● **Goal of the exercise**: Only the pictures are omitted; repeat all other data exactly.

==*==

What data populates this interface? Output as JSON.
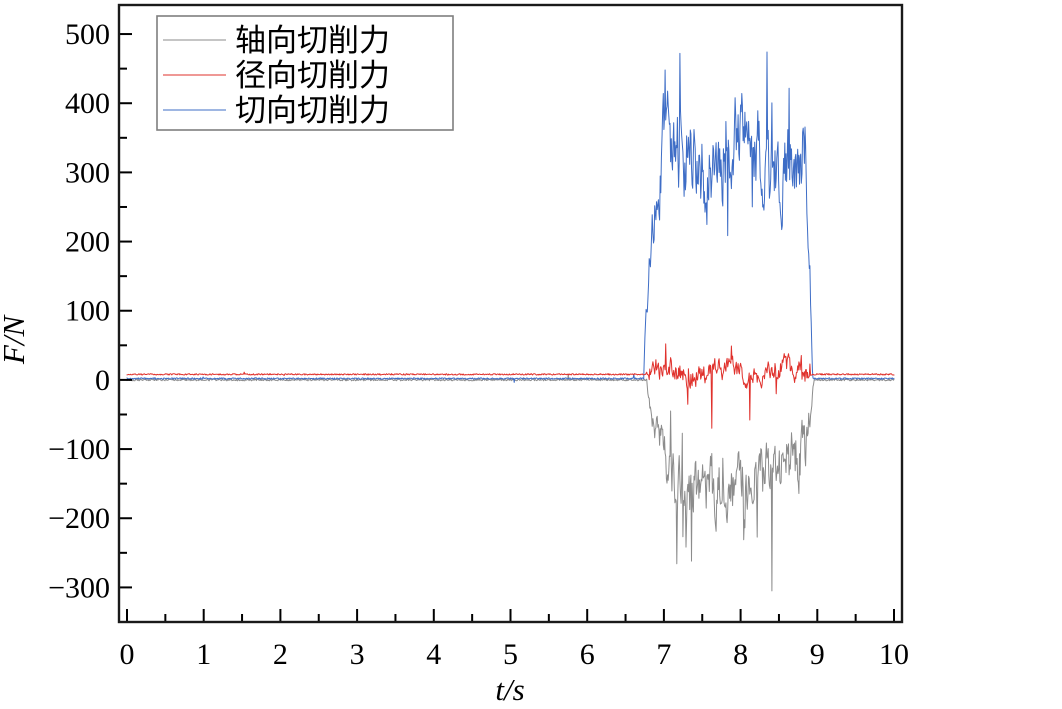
{
  "chart_data": {
    "type": "line",
    "title": "",
    "xlabel": "t/s",
    "ylabel": "F/N",
    "xlim": [
      0,
      10
    ],
    "ylim": [
      -350,
      542
    ],
    "x_ticks": [
      0,
      1,
      2,
      3,
      4,
      5,
      6,
      7,
      8,
      9,
      10
    ],
    "x_minor_step": 0.5,
    "y_ticks": [
      -300,
      -200,
      -100,
      0,
      100,
      200,
      300,
      400,
      500
    ],
    "y_minor_step": 50,
    "grid": false,
    "legend_position": "top-left",
    "description": "Three cutting-force signals flat near 0 N from t=0 s, bursting into noisy oscillation during cutting engagement from about t=6.8 s to t=8.9 s, then returning to baseline until t=10 s.",
    "series": [
      {
        "name": "轴向切削力",
        "color": "#8c8c8c",
        "baseline_n": 0,
        "burst": {
          "t_start": 6.78,
          "t_end": 8.96,
          "rise_s": 0.3,
          "fall_s": 0.12,
          "mean_n": -135,
          "noise_n": 36,
          "min_n": -270,
          "max_n": -45,
          "notable_points": [
            {
              "t": 7.36,
              "F": -262
            },
            {
              "t": 8.41,
              "F": -305
            }
          ]
        }
      },
      {
        "name": "径向切削力",
        "color": "#e0312c",
        "baseline_n": 8,
        "burst": {
          "t_start": 6.76,
          "t_end": 8.94,
          "rise_s": 0.15,
          "fall_s": 0.1,
          "mean_n": 13,
          "noise_n": 13,
          "min_n": -55,
          "max_n": 52,
          "notable_points": [
            {
              "t": 7.62,
              "F": -70
            },
            {
              "t": 8.12,
              "F": -58
            }
          ]
        }
      },
      {
        "name": "切向切削力",
        "color": "#3e6dc6",
        "baseline_n": 2,
        "burst": {
          "t_start": 6.74,
          "t_end": 8.94,
          "rise_s": 0.25,
          "fall_s": 0.1,
          "mean_n": 328,
          "noise_n": 52,
          "min_n": 170,
          "max_n": 455,
          "notable_points": [
            {
              "t": 7.02,
              "F": 448
            },
            {
              "t": 7.21,
              "F": 472
            },
            {
              "t": 8.34,
              "F": 474
            }
          ]
        }
      }
    ]
  }
}
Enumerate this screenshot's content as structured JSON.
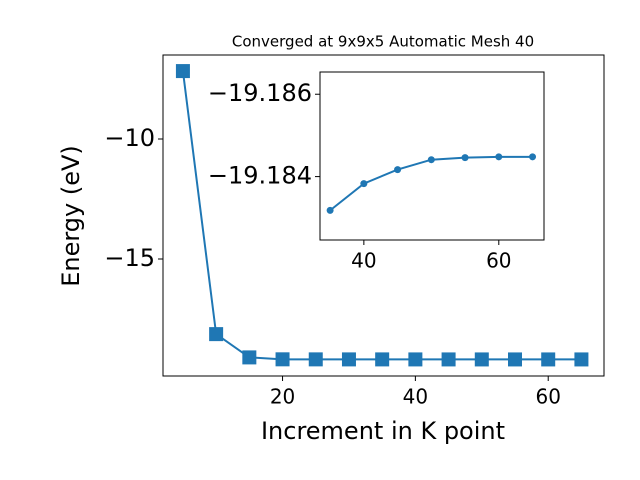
{
  "chart_data": [
    {
      "type": "line",
      "title": "Converged at 9x9x5 Automatic Mesh 40",
      "xlabel": "Increment in K point",
      "ylabel": "Energy (eV)",
      "x": [
        5,
        10,
        15,
        20,
        25,
        30,
        35,
        40,
        45,
        50,
        55,
        60,
        65
      ],
      "series": [
        {
          "color": "#1f77b4",
          "marker": "square",
          "values": [
            -7.17,
            -18.13,
            -19.1,
            -19.18,
            -19.182,
            -19.183,
            -19.18318,
            -19.18383,
            -19.18417,
            -19.18441,
            -19.18446,
            -19.18448,
            -19.18448
          ]
        }
      ],
      "xlim": [
        2,
        68.4
      ],
      "ylim": [
        -19.875,
        -6.5
      ],
      "xticks": [
        20,
        40,
        60
      ],
      "yticks": [
        {
          "value": -10,
          "label": "−10"
        },
        {
          "value": -15,
          "label": "−15"
        }
      ]
    },
    {
      "type": "line",
      "x": [
        35,
        40,
        45,
        50,
        55,
        60,
        65
      ],
      "series": [
        {
          "color": "#1f77b4",
          "marker": "circle",
          "values": [
            -19.18318,
            -19.18383,
            -19.18417,
            -19.18441,
            -19.18446,
            -19.18448,
            -19.18448
          ]
        }
      ],
      "xlim": [
        33.5,
        66.7
      ],
      "ylim": [
        -19.18246,
        -19.18654
      ],
      "xticks": [
        40,
        60
      ],
      "yticks": [
        {
          "value": -19.186,
          "label": "−19.186"
        },
        {
          "value": -19.184,
          "label": "−19.184"
        }
      ]
    }
  ]
}
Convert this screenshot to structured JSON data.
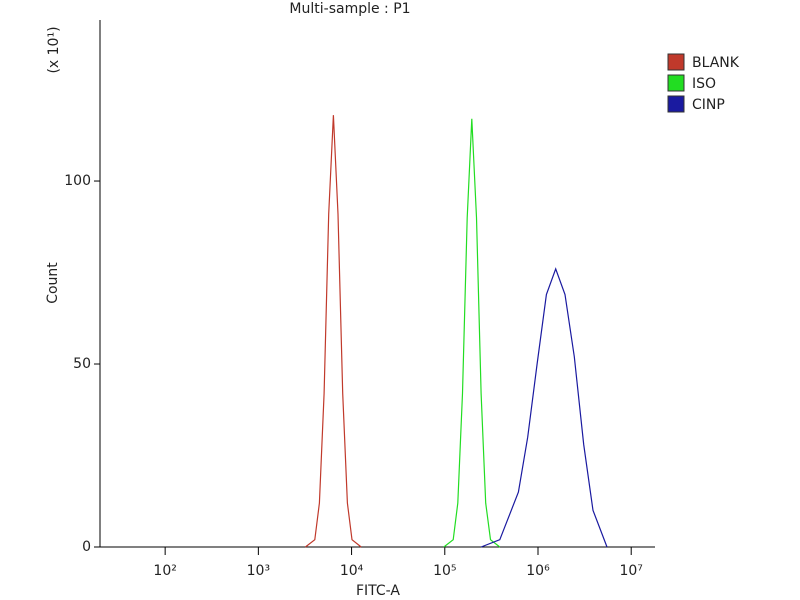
{
  "chart_data": {
    "type": "line",
    "title": "Multi-sample : P1",
    "x_label": "FITC-A",
    "y_label": "Count",
    "y_unit_label": "(x 10¹)",
    "xscale": "log",
    "legend": "right",
    "xlim": [
      20,
      18000000
    ],
    "xticks": [
      {
        "value": 100,
        "label": "10²"
      },
      {
        "value": 1000,
        "label": "10³"
      },
      {
        "value": 10000,
        "label": "10⁴"
      },
      {
        "value": 100000,
        "label": "10⁵"
      },
      {
        "value": 1000000,
        "label": "10⁶"
      },
      {
        "value": 10000000,
        "label": "10⁷"
      }
    ],
    "ylim": [
      0,
      144
    ],
    "yticks": [
      0,
      50,
      100
    ],
    "series": [
      {
        "name": "BLANK",
        "color": "#c0392b",
        "x": [
          3200,
          4030,
          4520,
          5070,
          5690,
          6380,
          7160,
          8040,
          9020,
          10100,
          12700
        ],
        "values": [
          0,
          2,
          12,
          42,
          91,
          118,
          91,
          42,
          12,
          2,
          0
        ]
      },
      {
        "name": "ISO",
        "color": "#22dd22",
        "x": [
          97700,
          123000,
          138000,
          155000,
          174000,
          195000,
          219000,
          245000,
          275000,
          309000,
          389000
        ],
        "values": [
          0,
          2,
          12,
          42,
          90,
          117,
          90,
          42,
          12,
          2,
          0
        ]
      },
      {
        "name": "CINP",
        "color": "#1a1aa0",
        "x": [
          245000,
          389000,
          617000,
          776000,
          977000,
          1230000,
          1550000,
          1950000,
          2450000,
          3090000,
          3890000,
          5500000
        ],
        "values": [
          0,
          2,
          15,
          30,
          50,
          69,
          76,
          69,
          52,
          28,
          10,
          0
        ]
      }
    ]
  }
}
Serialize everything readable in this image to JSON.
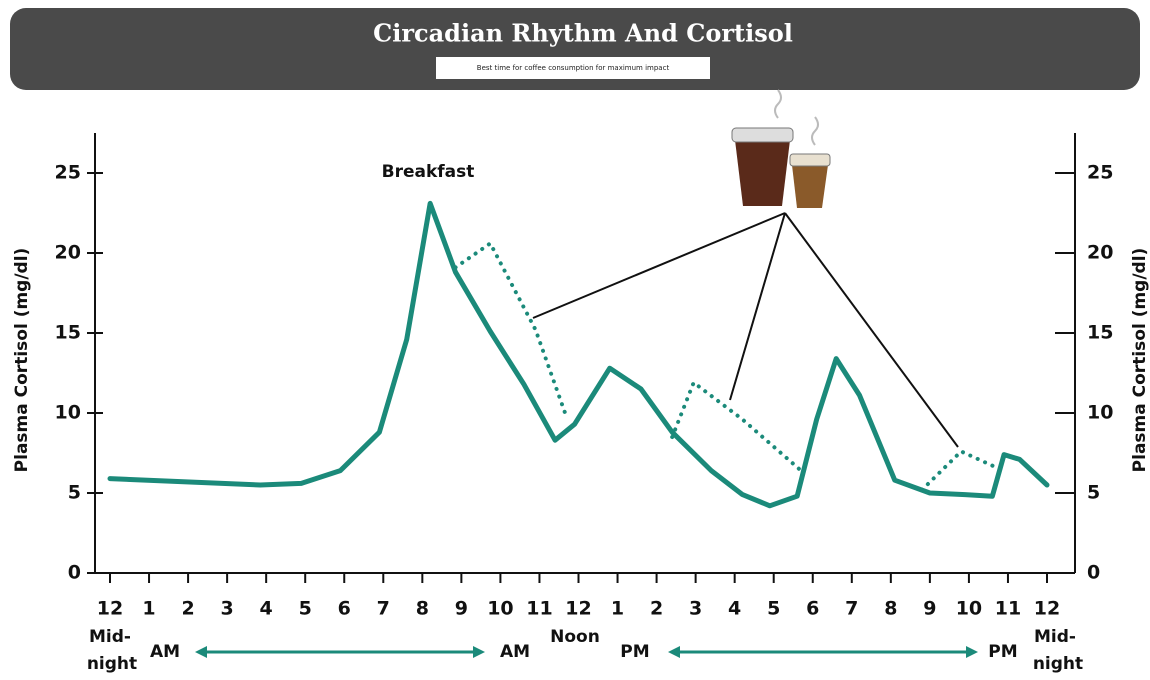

==*==

● **Solution to this problem**:
What data populates this interface? Output as JSON.
{
  "chart_data": {
    "type": "line",
    "title": "",
    "xlabel": "t/s",
    "ylabel": "F/N",
    "xlim": [
      0,
      10
    ],
    "ylim": [
      -350,
      542
    ],
    "x_ticks": [
      0,
      1,
      2,
      3,
      4,
      5,
      6,
      7,
      8,
      9,
      10
    ],
    "x_minor_step": 0.5,
    "y_ticks": [
      -300,
      -200,
      -100,
      0,
      100,
      200,
      300,
      400,
      500
    ],
    "y_minor_step": 50,
    "grid": false,
    "legend_position": "top-left",
    "description": "Three cutting-force signals flat near 0 N from t=0 s, bursting into noisy oscillation during cutting engagement from about t=6.8 s to t=8.9 s, then returning to baseline until t=10 s.",
    "series": [
      {
        "name": "轴向切削力",
        "color": "#8c8c8c",
        "baseline_n": 0,
        "burst": {
          "t_start": 6.78,
          "t_end": 8.96,
          "rise_s": 0.3,
          "fall_s": 0.12,
          "mean_n": -135,
          "noise_n": 36,
          "min_n": -270,
          "max_n": -45,
          "notable_points": [
            {
              "t": 7.36,
              "F": -262
            },
            {
              "t": 8.41,
              "F": -305
            }
          ]
        }
      },
      {
        "name": "径向切削力",
        "color": "#e0312c",
        "baseline_n": 8,
        "burst": {
          "t_start": 6.76,
          "t_end": 8.94,
          "rise_s": 0.15,
          "fall_s": 0.1,
          "mean_n": 13,
          "noise_n": 13,
          "min_n": -55,
          "max_n": 52,
          "notable_points": [
            {
              "t": 7.62,
              "F": -70
            },
            {
              "t": 8.12,
              "F": -58
            }
          ]
        }
      },
      {
        "name": "切向切削力",
        "color": "#3e6dc6",
        "baseline_n": 2,
        "burst": {
          "t_start": 6.74,
          "t_end": 8.94,
          "rise_s": 0.25,
          "fall_s": 0.1,
          "mean_n": 328,
          "noise_n": 52,
          "min_n": 170,
          "max_n": 455,
          "notable_points": [
            {
              "t": 7.02,
              "F": 448
            },
            {
              "t": 7.21,
              "F": 472
            },
            {
              "t": 8.34,
              "F": 474
            }
          ]
        }
      }
    ]
  }
}
Enumerate this screenshot's content as structured JSON.
{
  "chart_data": [
    {
      "type": "line",
      "title": "Converged at 9x9x5 Automatic Mesh 40",
      "xlabel": "Increment in K point",
      "ylabel": "Energy (eV)",
      "x": [
        5,
        10,
        15,
        20,
        25,
        30,
        35,
        40,
        45,
        50,
        55,
        60,
        65
      ],
      "series": [
        {
          "color": "#1f77b4",
          "marker": "square",
          "values": [
            -7.17,
            -18.13,
            -19.1,
            -19.18,
            -19.182,
            -19.183,
            -19.18318,
            -19.18383,
            -19.18417,
            -19.18441,
            -19.18446,
            -19.18448,
            -19.18448
          ]
        }
      ],
      "xlim": [
        2,
        68.4
      ],
      "ylim": [
        -19.875,
        -6.5
      ],
      "xticks": [
        20,
        40,
        60
      ],
      "yticks": [
        {
          "value": -10,
          "label": "−10"
        },
        {
          "value": -15,
          "label": "−15"
        }
      ]
    },
    {
      "type": "line",
      "x": [
        35,
        40,
        45,
        50,
        55,
        60,
        65
      ],
      "series": [
        {
          "color": "#1f77b4",
          "marker": "circle",
          "values": [
            -19.18318,
            -19.18383,
            -19.18417,
            -19.18441,
            -19.18446,
            -19.18448,
            -19.18448
          ]
        }
      ],
      "xlim": [
        33.5,
        66.7
      ],
      "ylim": [
        -19.18246,
        -19.18654
      ],
      "xticks": [
        40,
        60
      ],
      "yticks": [
        {
          "value": -19.186,
          "label": "−19.186"
        },
        {
          "value": -19.184,
          "label": "−19.184"
        }
      ]
    }
  ]
}
Convert this screenshot to structured JSON data.
{
  "chart_data": {
    "type": "line",
    "title": "Multi-sample : P1",
    "x_label": "FITC-A",
    "y_label": "Count",
    "y_unit_label": "(x 10¹)",
    "xscale": "log",
    "legend": "right",
    "xlim": [
      20,
      18000000
    ],
    "xticks": [
      {
        "value": 100,
        "label": "10²"
      },
      {
        "value": 1000,
        "label": "10³"
      },
      {
        "value": 10000,
        "label": "10⁴"
      },
      {
        "value": 100000,
        "label": "10⁵"
      },
      {
        "value": 1000000,
        "label": "10⁶"
      },
      {
        "value": 10000000,
        "label": "10⁷"
      }
    ],
    "ylim": [
      0,
      144
    ],
    "yticks": [
      0,
      50,
      100
    ],
    "series": [
      {
        "name": "BLANK",
        "color": "#c0392b",
        "x": [
          3200,
          4030,
          4520,
          5070,
          5690,
          6380,
          7160,
          8040,
          9020,
          10100,
          12700
        ],
        "values": [
          0,
          2,
          12,
          42,
          91,
          118,
          91,
          42,
          12,
          2,
          0
        ]
      },
      {
        "name": "ISO",
        "color": "#22dd22",
        "x": [
          97700,
          123000,
          138000,
          155000,
          174000,
          195000,
          219000,
          245000,
          275000,
          309000,
          389000
        ],
        "values": [
          0,
          2,
          12,
          42,
          90,
          117,
          90,
          42,
          12,
          2,
          0
        ]
      },
      {
        "name": "CINP",
        "color": "#1a1aa0",
        "x": [
          245000,
          389000,
          617000,
          776000,
          977000,
          1230000,
          1550000,
          1950000,
          2450000,
          3090000,
          3890000,
          5500000
        ],
        "values": [
          0,
          2,
          15,
          30,
          50,
          69,
          76,
          69,
          52,
          28,
          10,
          0
        ]
      }
    ]
  }
}
Serialize everything readable in this image to JSON.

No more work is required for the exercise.